_Work instructions_
Show all lines holding "this".

_Data rows_
+ + + + + + +

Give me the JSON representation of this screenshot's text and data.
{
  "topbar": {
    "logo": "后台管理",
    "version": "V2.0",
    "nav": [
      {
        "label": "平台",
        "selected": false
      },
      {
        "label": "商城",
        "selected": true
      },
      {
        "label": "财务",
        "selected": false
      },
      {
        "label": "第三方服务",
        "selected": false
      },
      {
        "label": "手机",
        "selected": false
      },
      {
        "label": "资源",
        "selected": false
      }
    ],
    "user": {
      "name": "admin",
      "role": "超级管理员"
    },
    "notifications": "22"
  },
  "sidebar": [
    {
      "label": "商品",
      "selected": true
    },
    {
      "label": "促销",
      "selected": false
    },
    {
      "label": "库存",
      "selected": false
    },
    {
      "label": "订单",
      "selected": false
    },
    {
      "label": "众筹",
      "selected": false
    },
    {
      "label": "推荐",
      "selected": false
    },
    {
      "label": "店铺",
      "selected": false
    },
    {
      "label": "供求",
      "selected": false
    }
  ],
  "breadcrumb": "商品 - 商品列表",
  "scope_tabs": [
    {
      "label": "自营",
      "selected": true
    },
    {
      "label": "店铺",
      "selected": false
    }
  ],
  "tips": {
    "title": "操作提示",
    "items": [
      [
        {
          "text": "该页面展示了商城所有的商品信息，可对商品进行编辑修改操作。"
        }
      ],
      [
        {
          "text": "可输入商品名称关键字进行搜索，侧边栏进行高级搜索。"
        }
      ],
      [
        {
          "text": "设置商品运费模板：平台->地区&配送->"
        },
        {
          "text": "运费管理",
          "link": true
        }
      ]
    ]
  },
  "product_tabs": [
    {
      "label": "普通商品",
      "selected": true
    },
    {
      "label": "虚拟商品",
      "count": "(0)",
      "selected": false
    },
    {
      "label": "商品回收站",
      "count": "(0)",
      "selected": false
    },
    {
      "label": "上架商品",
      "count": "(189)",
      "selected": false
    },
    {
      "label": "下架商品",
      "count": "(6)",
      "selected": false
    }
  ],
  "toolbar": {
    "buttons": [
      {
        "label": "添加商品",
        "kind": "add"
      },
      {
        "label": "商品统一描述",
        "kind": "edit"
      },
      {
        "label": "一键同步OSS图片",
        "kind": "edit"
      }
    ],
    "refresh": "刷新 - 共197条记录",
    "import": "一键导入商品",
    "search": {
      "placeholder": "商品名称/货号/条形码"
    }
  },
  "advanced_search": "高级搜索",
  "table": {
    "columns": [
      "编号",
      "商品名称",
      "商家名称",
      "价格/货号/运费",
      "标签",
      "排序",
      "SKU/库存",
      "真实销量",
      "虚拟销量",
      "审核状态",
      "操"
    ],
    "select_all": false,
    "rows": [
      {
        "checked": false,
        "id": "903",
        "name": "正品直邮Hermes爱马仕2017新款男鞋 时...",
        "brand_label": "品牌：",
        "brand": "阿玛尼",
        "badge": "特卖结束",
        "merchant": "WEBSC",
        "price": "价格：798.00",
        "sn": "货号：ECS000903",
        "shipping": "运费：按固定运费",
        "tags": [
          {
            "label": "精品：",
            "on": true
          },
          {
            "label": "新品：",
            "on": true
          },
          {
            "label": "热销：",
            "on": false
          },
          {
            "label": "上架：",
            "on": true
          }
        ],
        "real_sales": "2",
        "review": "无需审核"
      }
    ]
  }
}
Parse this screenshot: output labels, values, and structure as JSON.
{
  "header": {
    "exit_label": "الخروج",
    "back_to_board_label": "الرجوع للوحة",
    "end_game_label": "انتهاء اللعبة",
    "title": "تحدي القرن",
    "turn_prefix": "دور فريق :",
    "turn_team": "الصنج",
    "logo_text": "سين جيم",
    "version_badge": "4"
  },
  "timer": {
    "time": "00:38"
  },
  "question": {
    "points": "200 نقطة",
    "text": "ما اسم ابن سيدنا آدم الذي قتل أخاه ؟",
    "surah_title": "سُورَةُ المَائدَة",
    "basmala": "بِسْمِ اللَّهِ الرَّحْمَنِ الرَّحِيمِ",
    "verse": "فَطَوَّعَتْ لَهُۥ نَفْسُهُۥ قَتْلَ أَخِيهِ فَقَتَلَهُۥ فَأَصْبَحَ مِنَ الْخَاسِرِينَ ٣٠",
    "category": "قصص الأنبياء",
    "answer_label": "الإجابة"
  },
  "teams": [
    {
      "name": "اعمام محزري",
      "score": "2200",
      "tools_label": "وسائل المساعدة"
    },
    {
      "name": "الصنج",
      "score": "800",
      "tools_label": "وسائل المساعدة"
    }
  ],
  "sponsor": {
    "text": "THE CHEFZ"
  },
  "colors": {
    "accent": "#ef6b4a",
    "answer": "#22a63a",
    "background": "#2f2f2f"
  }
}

+ + + + + + +

_Written response_
Give me the JSON representation of this screenshot's text and data.
Parse this screenshot: output labels, values, and structure as JSON.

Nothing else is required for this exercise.